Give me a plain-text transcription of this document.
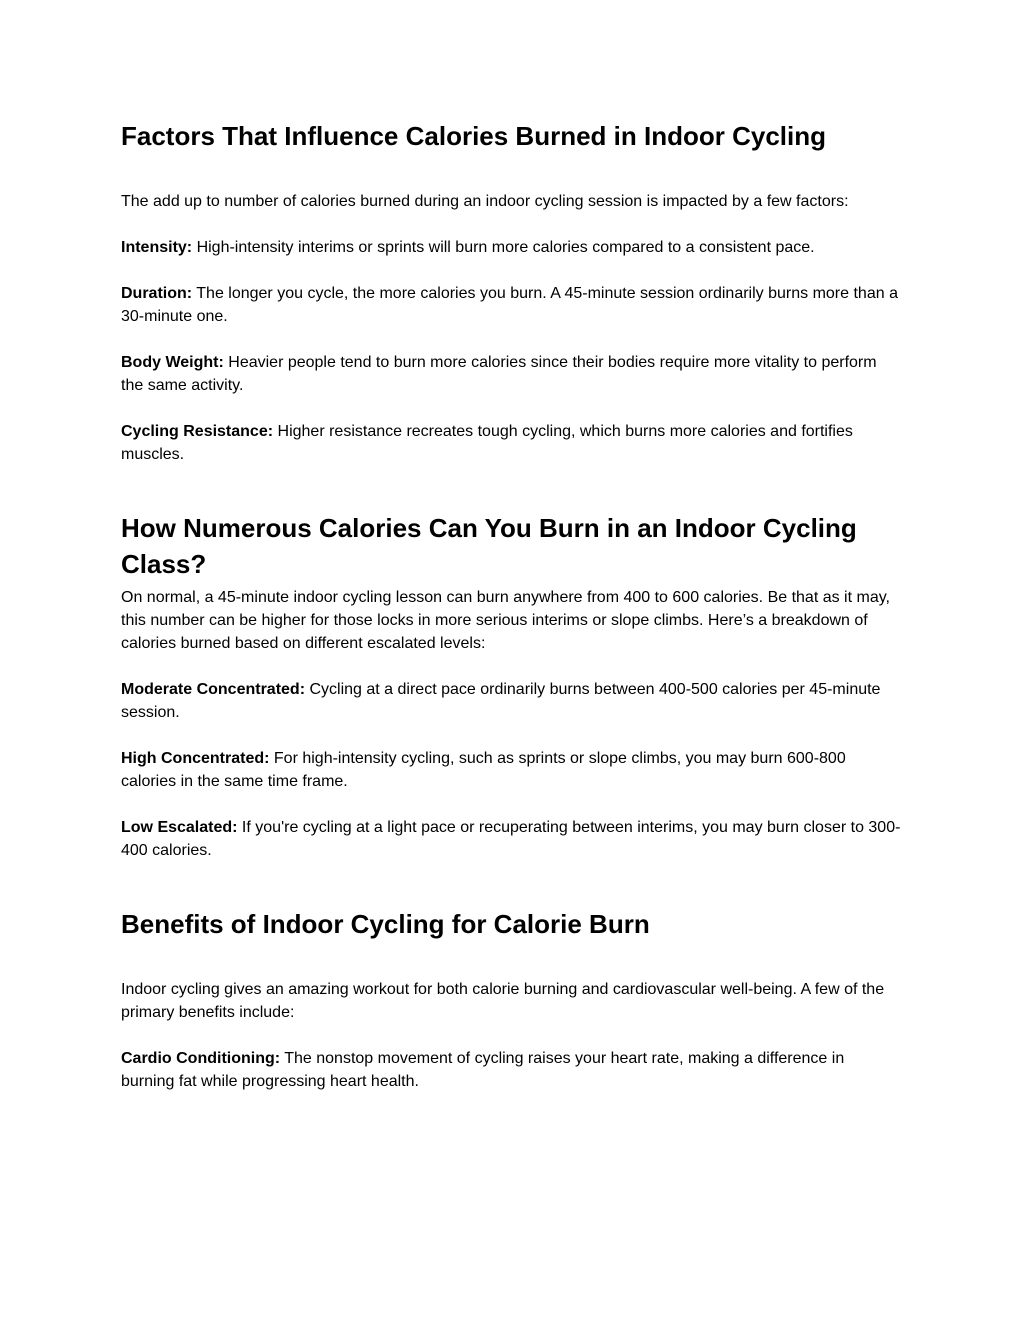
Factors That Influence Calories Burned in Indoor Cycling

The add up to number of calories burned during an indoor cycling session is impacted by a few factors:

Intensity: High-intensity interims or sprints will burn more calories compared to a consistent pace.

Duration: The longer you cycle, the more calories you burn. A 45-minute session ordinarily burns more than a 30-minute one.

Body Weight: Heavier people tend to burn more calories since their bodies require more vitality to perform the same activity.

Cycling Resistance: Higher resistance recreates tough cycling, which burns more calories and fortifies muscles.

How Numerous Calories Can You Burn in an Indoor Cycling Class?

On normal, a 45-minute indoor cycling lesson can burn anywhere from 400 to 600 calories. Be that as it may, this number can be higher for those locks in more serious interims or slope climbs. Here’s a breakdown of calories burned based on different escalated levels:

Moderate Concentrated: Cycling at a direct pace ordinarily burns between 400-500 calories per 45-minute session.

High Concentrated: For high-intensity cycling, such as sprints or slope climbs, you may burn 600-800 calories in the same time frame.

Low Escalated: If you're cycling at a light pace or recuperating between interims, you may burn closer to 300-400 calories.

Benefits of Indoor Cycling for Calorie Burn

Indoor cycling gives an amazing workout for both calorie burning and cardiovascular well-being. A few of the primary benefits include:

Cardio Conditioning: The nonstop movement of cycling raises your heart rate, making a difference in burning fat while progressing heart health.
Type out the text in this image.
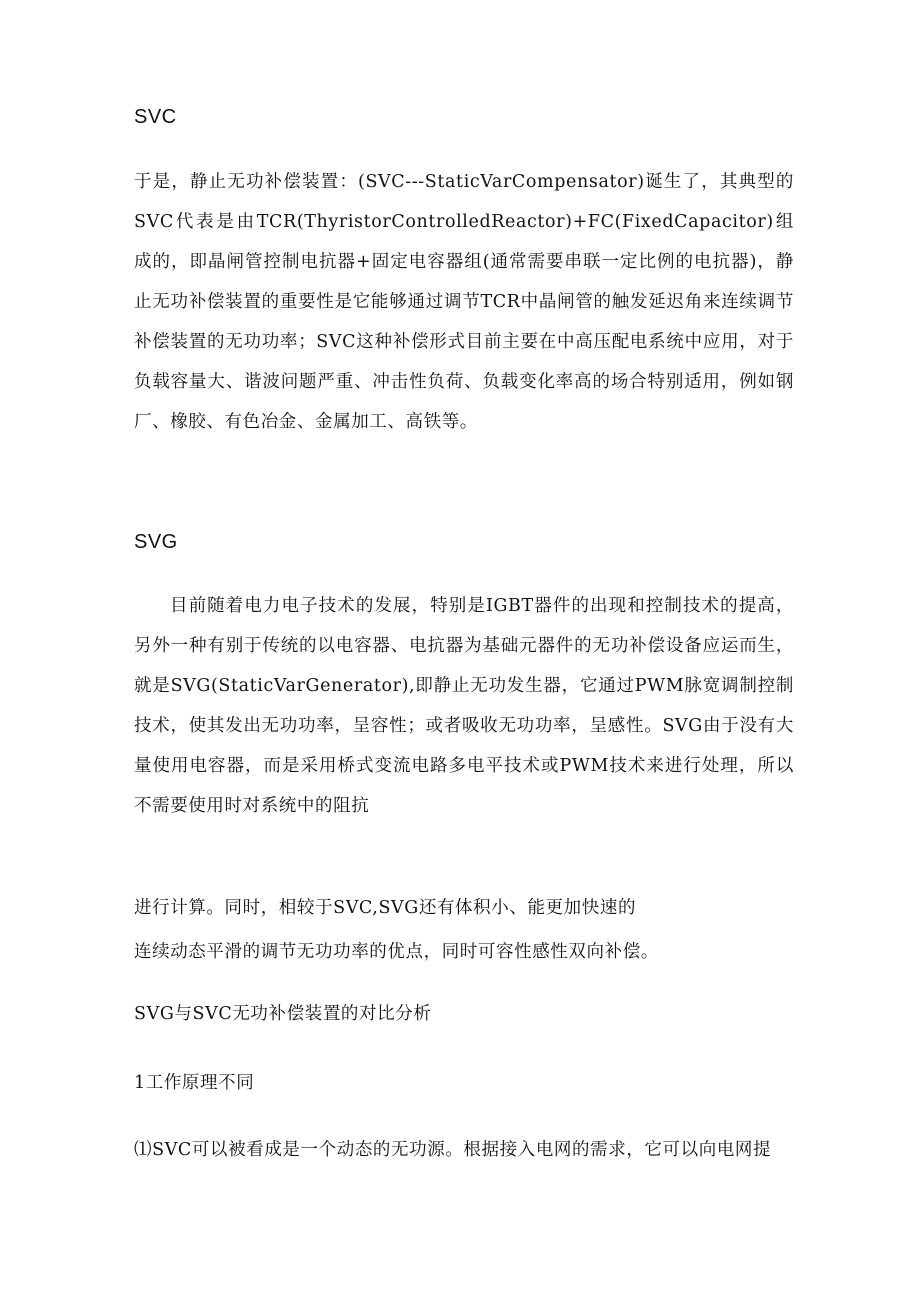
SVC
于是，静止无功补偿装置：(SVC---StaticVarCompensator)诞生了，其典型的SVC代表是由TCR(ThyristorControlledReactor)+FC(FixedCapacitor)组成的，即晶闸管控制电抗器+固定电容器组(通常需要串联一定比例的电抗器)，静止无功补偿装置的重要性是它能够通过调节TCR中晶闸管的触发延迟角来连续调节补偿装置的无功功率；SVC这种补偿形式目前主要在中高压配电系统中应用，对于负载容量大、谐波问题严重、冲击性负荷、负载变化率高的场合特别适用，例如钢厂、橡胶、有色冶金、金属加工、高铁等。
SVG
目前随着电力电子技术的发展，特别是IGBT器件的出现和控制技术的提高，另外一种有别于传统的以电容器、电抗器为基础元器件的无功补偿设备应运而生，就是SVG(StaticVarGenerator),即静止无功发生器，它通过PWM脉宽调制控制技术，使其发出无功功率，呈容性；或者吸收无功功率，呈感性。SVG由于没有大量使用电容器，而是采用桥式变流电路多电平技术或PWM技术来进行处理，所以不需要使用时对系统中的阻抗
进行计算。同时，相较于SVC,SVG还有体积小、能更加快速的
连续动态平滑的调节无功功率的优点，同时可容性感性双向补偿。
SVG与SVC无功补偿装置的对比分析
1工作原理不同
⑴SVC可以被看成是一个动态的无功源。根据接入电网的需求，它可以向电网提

Required task → Without the pictures, repeat exactly the lines running from the line containing "Type out the text in this image." through the end of the data, both ends included.

Result of this task →
Type out the text in this image.
SVC
于是，静止无功补偿装置：(SVC---StaticVarCompensator)诞生了，其典型的SVC代表是由TCR(ThyristorControlledReactor)+FC(FixedCapacitor)组成的，即晶闸管控制电抗器+固定电容器组(通常需要串联一定比例的电抗器)，静止无功补偿装置的重要性是它能够通过调节TCR中晶闸管的触发延迟角来连续调节补偿装置的无功功率；SVC这种补偿形式目前主要在中高压配电系统中应用，对于负载容量大、谐波问题严重、冲击性负荷、负载变化率高的场合特别适用，例如钢厂、橡胶、有色冶金、金属加工、高铁等。
SVG
目前随着电力电子技术的发展，特别是IGBT器件的出现和控制技术的提高，另外一种有别于传统的以电容器、电抗器为基础元器件的无功补偿设备应运而生，就是SVG(StaticVarGenerator),即静止无功发生器，它通过PWM脉宽调制控制技术，使其发出无功功率，呈容性；或者吸收无功功率，呈感性。SVG由于没有大量使用电容器，而是采用桥式变流电路多电平技术或PWM技术来进行处理，所以不需要使用时对系统中的阻抗
进行计算。同时，相较于SVC,SVG还有体积小、能更加快速的
连续动态平滑的调节无功功率的优点，同时可容性感性双向补偿。
SVG与SVC无功补偿装置的对比分析
1工作原理不同
⑴SVC可以被看成是一个动态的无功源。根据接入电网的需求，它可以向电网提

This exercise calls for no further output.